Given task — Look through the records that follow. Copy every line containing the word "Ctrl".

Record list —
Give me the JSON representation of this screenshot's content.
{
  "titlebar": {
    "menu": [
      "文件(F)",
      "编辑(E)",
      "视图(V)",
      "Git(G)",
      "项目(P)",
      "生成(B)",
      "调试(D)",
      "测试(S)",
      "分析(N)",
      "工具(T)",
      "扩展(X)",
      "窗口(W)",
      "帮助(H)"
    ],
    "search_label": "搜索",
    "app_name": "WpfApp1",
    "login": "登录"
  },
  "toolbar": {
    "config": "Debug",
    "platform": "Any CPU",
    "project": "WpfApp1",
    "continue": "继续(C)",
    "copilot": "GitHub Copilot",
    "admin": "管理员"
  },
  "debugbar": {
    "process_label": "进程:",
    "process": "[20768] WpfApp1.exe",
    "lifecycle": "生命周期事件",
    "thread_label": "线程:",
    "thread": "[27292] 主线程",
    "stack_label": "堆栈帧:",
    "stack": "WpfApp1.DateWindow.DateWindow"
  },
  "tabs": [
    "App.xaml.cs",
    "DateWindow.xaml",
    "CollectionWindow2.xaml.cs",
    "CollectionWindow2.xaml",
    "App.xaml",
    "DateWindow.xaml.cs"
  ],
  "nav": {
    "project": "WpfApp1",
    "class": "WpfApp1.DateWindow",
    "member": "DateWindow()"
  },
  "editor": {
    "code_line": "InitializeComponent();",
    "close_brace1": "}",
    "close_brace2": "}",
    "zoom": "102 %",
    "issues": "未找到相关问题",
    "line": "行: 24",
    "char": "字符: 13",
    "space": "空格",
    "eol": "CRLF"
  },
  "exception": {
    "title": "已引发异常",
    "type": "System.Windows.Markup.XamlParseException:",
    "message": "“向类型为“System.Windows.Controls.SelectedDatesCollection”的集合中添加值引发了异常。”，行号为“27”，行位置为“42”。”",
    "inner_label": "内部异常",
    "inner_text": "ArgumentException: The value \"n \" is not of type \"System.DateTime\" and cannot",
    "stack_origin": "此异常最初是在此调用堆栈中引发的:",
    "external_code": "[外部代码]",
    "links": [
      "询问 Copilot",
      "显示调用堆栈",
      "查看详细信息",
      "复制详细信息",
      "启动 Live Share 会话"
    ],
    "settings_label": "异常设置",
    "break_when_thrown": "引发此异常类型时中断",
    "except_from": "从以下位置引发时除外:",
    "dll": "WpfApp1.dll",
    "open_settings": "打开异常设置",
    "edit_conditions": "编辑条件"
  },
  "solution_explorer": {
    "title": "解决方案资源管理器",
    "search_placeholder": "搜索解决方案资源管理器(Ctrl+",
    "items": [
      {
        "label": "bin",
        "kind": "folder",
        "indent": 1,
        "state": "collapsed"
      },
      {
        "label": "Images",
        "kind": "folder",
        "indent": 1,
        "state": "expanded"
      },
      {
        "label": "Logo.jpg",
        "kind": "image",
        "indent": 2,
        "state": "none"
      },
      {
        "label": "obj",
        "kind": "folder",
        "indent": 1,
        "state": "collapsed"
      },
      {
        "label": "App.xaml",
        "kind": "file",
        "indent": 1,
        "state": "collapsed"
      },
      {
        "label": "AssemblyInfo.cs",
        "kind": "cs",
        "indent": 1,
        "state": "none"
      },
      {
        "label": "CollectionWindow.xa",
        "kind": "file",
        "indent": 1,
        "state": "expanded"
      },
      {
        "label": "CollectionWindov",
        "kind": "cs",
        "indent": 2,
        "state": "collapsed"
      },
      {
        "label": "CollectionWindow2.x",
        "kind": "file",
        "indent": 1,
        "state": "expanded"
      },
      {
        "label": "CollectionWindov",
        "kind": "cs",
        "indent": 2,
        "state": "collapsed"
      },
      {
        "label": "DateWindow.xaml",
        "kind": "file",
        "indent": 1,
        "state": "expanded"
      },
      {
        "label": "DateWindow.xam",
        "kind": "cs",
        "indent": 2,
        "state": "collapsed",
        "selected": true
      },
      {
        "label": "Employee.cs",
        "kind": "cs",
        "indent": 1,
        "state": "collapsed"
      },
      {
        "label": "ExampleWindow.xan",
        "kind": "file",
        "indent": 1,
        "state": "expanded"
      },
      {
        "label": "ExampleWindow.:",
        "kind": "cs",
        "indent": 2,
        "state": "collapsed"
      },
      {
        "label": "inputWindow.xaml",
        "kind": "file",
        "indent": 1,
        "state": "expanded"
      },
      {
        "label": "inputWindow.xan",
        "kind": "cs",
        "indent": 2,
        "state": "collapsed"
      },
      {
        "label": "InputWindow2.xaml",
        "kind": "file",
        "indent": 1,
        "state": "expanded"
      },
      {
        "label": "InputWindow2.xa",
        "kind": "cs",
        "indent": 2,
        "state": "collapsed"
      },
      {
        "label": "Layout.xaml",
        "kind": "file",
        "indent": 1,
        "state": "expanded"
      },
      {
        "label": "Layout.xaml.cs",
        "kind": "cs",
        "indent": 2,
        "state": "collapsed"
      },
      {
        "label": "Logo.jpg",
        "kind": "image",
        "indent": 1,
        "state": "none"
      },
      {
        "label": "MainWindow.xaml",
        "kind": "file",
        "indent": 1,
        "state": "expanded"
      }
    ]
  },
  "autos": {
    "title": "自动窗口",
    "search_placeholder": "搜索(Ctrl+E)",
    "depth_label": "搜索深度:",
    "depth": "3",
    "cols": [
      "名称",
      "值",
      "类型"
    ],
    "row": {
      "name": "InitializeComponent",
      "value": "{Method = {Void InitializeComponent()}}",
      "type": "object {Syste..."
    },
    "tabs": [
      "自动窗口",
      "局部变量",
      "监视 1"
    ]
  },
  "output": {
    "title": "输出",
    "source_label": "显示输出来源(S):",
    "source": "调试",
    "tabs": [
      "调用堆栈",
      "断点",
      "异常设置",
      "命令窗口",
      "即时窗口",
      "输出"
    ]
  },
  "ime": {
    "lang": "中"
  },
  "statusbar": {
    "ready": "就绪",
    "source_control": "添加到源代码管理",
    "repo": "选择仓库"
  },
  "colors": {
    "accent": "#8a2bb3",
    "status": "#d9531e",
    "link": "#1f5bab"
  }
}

Answer to the exercise —
    "search_placeholder": "搜索解决方案资源管理器(Ctrl+",
    "search_placeholder": "搜索(Ctrl+E)",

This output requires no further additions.